> [The exercise]:
In the material below, find each line holding the string "Internet" and copy it.

Entries with figure data:

* * * * *

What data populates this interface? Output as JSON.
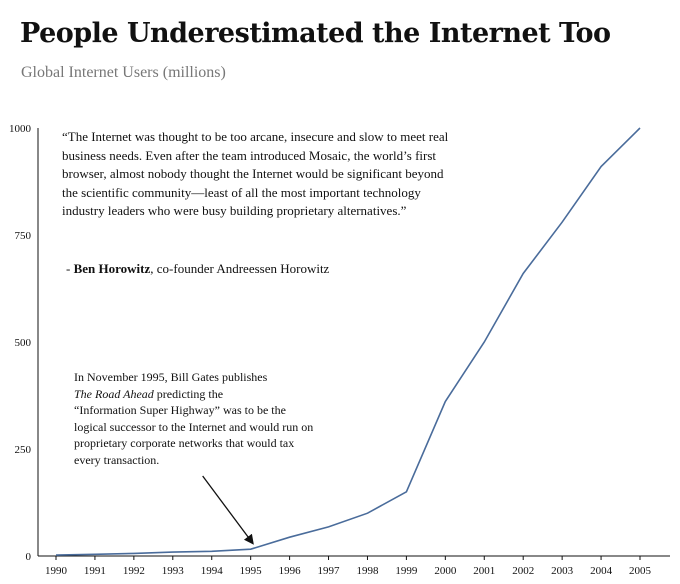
{
  "title": "People Underestimated the Internet Too",
  "subtitle": "Global Internet Users (millions)",
  "quote": {
    "text": "“The Internet was thought to be too arcane, insecure and slow to meet real business needs. Even after the team introduced Mosaic, the world’s first browser, almost nobody thought the Internet would be significant beyond the scientific community—least of all the most important technology industry leaders who were busy building proprietary alternatives.”",
    "prefix": "- ",
    "author": "Ben Horowitz",
    "role": ", co-founder Andreessen Horowitz"
  },
  "annotation": {
    "line1": "In November 1995, Bill Gates publishes",
    "book": "The Road Ahead",
    "line2": " predicting the",
    "rest": "“Information Super Highway” was to be the logical successor to the Internet and would run on proprietary corporate networks that would tax every transaction."
  },
  "chart_data": {
    "type": "line",
    "title": "People Underestimated the Internet Too",
    "subtitle": "Global Internet Users (millions)",
    "xlabel": "",
    "ylabel": "",
    "categories": [
      "1990",
      "1991",
      "1992",
      "1993",
      "1994",
      "1995",
      "1996",
      "1997",
      "1998",
      "1999",
      "2000",
      "2001",
      "2002",
      "2003",
      "2004",
      "2005"
    ],
    "yticks": [
      0,
      250,
      500,
      750,
      1000
    ],
    "ylim": [
      0,
      1000
    ],
    "grid": false,
    "series": [
      {
        "values": [
          2,
          4,
          6,
          9,
          11,
          16,
          44,
          68,
          100,
          150,
          361,
          500,
          660,
          780,
          910,
          1000
        ]
      }
    ],
    "line_color": "#4a6c9b",
    "annotation_points_to": "1995"
  }
}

* * * * *

> [Written response]:
  "title": "People Underestimated the Internet Too",
  "subtitle": "Global Internet Users (millions)",
    "text": "“The Internet was thought to be too arcane, insecure and slow to meet real business needs. Even after the team introduced Mosaic, the world’s first browser, almost nobody thought the Internet would be significant beyond the scientific community—least of all the most important technology industry leaders who were busy building proprietary alternatives.”",
    "rest": "“Information Super Highway” was to be the logical successor to the Internet and would run on proprietary corporate networks that would tax every transaction."
    "title": "People Underestimated the Internet Too",
    "subtitle": "Global Internet Users (millions)",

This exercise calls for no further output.